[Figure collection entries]
++++++++

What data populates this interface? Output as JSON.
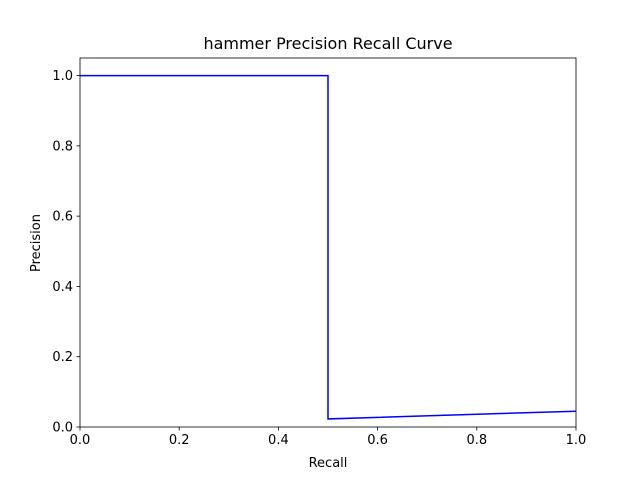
{
  "chart_data": {
    "type": "line",
    "title": "hammer Precision Recall Curve",
    "xlabel": "Recall",
    "ylabel": "Precision",
    "xlim": [
      0.0,
      1.0
    ],
    "ylim": [
      0.0,
      1.05
    ],
    "x_ticks": [
      0.0,
      0.2,
      0.4,
      0.6,
      0.8,
      1.0
    ],
    "y_ticks": [
      0.0,
      0.2,
      0.4,
      0.6,
      0.8,
      1.0
    ],
    "x_tick_labels": [
      "0.0",
      "0.2",
      "0.4",
      "0.6",
      "0.8",
      "1.0"
    ],
    "y_tick_labels": [
      "0.0",
      "0.2",
      "0.4",
      "0.6",
      "0.8",
      "1.0"
    ],
    "grid": false,
    "series": [
      {
        "color": "#0000ff",
        "x": [
          0.0,
          0.5,
          0.5,
          1.0
        ],
        "y": [
          1.0,
          1.0,
          0.023,
          0.045
        ]
      }
    ]
  }
}
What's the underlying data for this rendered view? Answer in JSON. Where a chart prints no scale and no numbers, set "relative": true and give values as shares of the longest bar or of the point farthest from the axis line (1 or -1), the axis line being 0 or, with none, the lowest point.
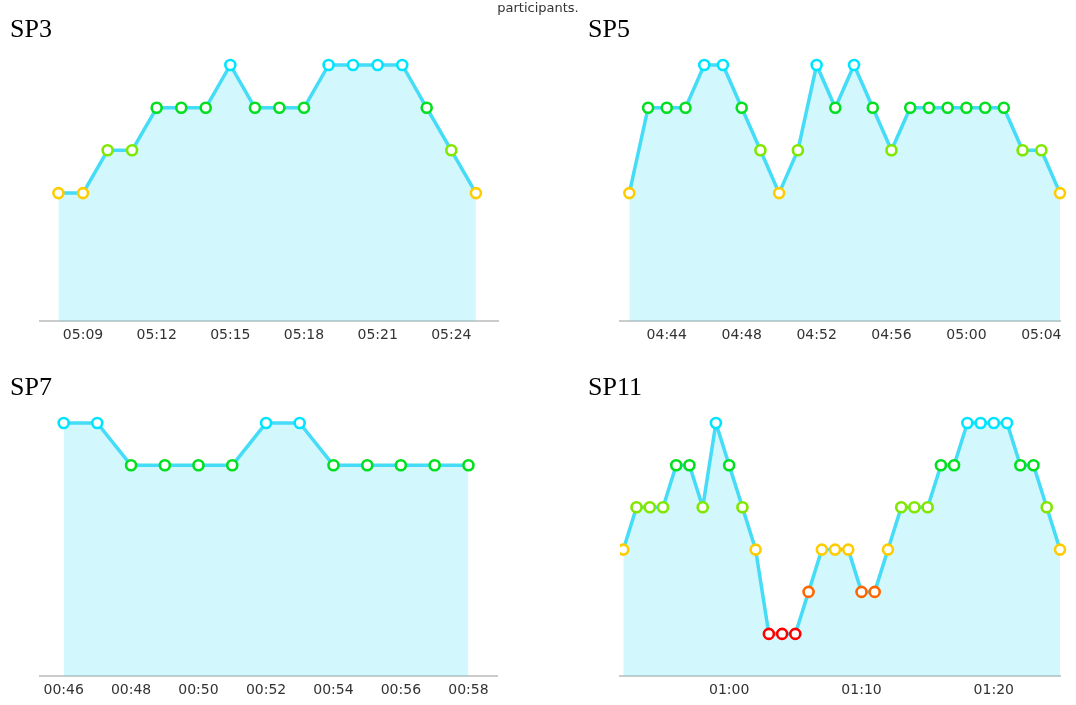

++++++++

- **REQUIRED WORK**: Skip the pictures, then retype every line above exactly.

- **WRITTEN ANSWER**:
What data populates this interface? Output as JSON.
{
  "chart_data": {
    "type": "line",
    "title": "hammer Precision Recall Curve",
    "xlabel": "Recall",
    "ylabel": "Precision",
    "xlim": [
      0.0,
      1.0
    ],
    "ylim": [
      0.0,
      1.05
    ],
    "x_ticks": [
      0.0,
      0.2,
      0.4,
      0.6,
      0.8,
      1.0
    ],
    "y_ticks": [
      0.0,
      0.2,
      0.4,
      0.6,
      0.8,
      1.0
    ],
    "x_tick_labels": [
      "0.0",
      "0.2",
      "0.4",
      "0.6",
      "0.8",
      "1.0"
    ],
    "y_tick_labels": [
      "0.0",
      "0.2",
      "0.4",
      "0.6",
      "0.8",
      "1.0"
    ],
    "grid": false,
    "series": [
      {
        "color": "#0000ff",
        "x": [
          0.0,
          0.5,
          0.5,
          1.0
        ],
        "y": [
          1.0,
          1.0,
          0.023,
          0.045
        ]
      }
    ]
  }
}
What's the underlying data for this rendered view? Answer in JSON. Where a chart prints no scale and no numbers, set "relative": true and give values as shares of the longest bar or of the point farthest from the axis line (1 or -1), the axis line being 0 or, with none, the lowest point.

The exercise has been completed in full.